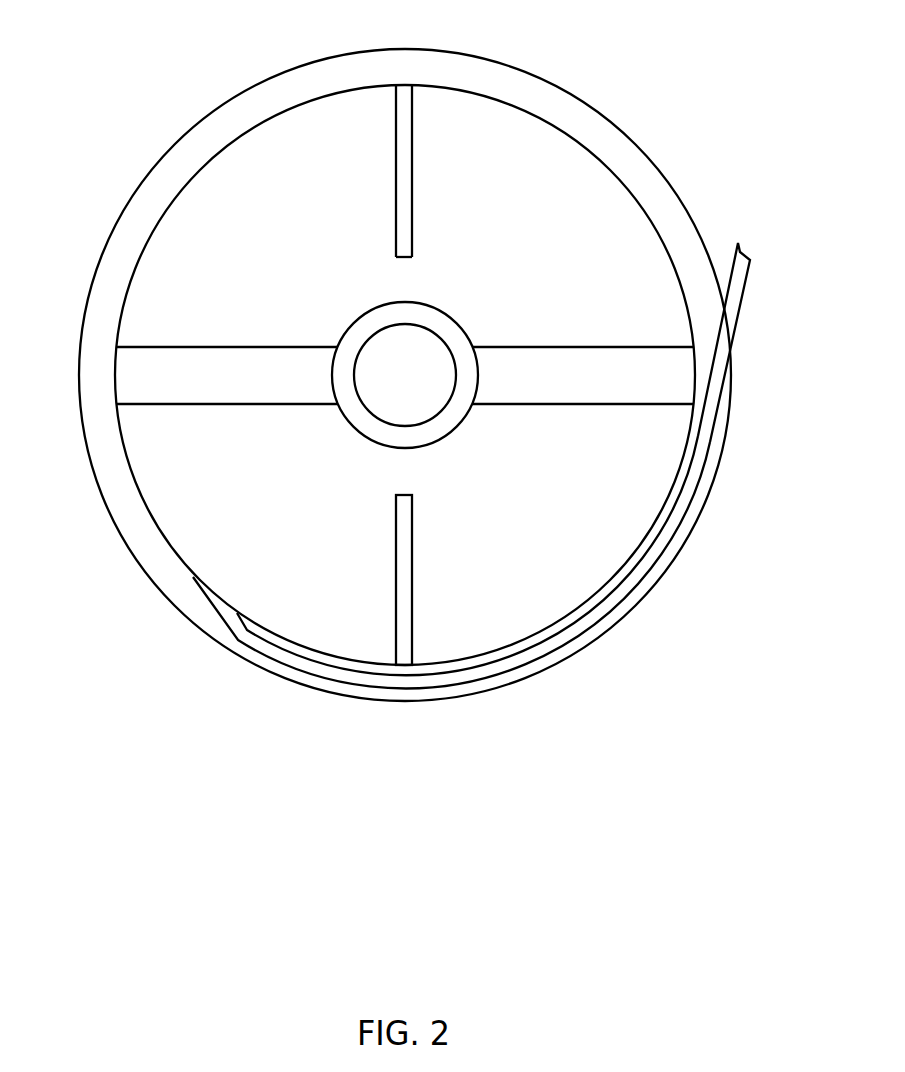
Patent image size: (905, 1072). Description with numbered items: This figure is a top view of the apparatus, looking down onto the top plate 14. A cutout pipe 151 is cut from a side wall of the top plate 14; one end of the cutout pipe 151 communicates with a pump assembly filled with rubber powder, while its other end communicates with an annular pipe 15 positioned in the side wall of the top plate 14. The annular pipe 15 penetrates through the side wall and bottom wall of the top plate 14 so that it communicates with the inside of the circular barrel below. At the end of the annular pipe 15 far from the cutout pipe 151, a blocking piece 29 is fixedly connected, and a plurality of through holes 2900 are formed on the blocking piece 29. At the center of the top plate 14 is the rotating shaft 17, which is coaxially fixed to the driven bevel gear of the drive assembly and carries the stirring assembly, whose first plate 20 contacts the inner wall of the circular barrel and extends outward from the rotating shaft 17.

The top plate 14 is at (560, 87).
The annular pipe 15 is at (508, 465).
The cutout pipe 151 is at (743, 290).
The rotating shaft 17 is at (382, 390).
The first plate 20 is at (187, 382).
The blocking piece 29 is at (477, 142).
The through holes 2900 is at (412, 225).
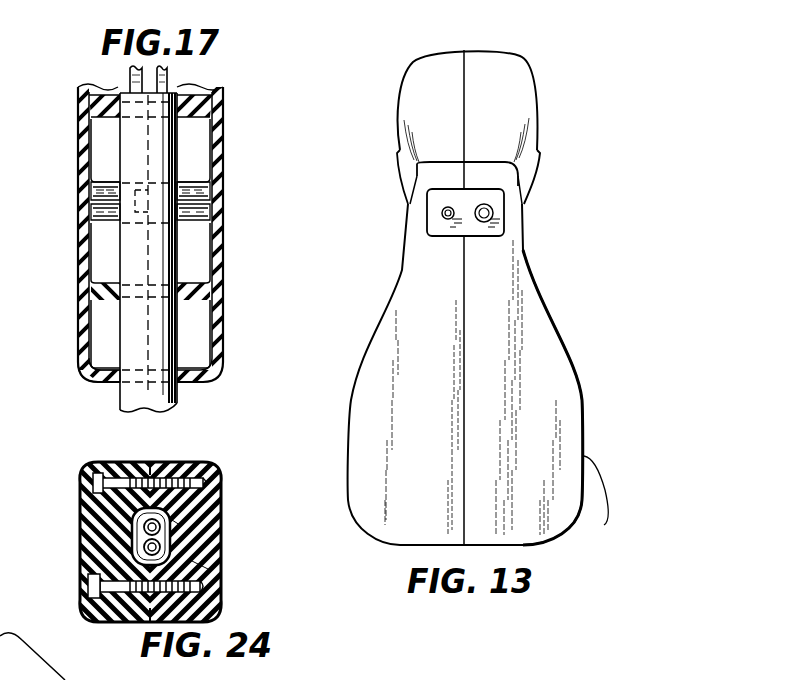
- - - -
→ Request
Copy out every entry above word for word, leaving out the pictures.

→ Exercise solution
Patent image size: (905, 1072). Description with numbered items: This figure is a top view of the apparatus, looking down onto the top plate 14. A cutout pipe 151 is cut from a side wall of the top plate 14; one end of the cutout pipe 151 communicates with a pump assembly filled with rubber powder, while its other end communicates with an annular pipe 15 positioned in the side wall of the top plate 14. The annular pipe 15 penetrates through the side wall and bottom wall of the top plate 14 so that it communicates with the inside of the circular barrel below. At the end of the annular pipe 15 far from the cutout pipe 151, a blocking piece 29 is fixedly connected, and a plurality of through holes 2900 are formed on the blocking piece 29. At the center of the top plate 14 is the rotating shaft 17, which is coaxially fixed to the driven bevel gear of the drive assembly and carries the stirring assembly, whose first plate 20 contacts the inner wall of the circular barrel and extends outward from the rotating shaft 17.

The top plate 14 is at (560, 87).
The annular pipe 15 is at (508, 465).
The cutout pipe 151 is at (743, 290).
The rotating shaft 17 is at (382, 390).
The first plate 20 is at (187, 382).
The blocking piece 29 is at (477, 142).
The through holes 2900 is at (412, 225).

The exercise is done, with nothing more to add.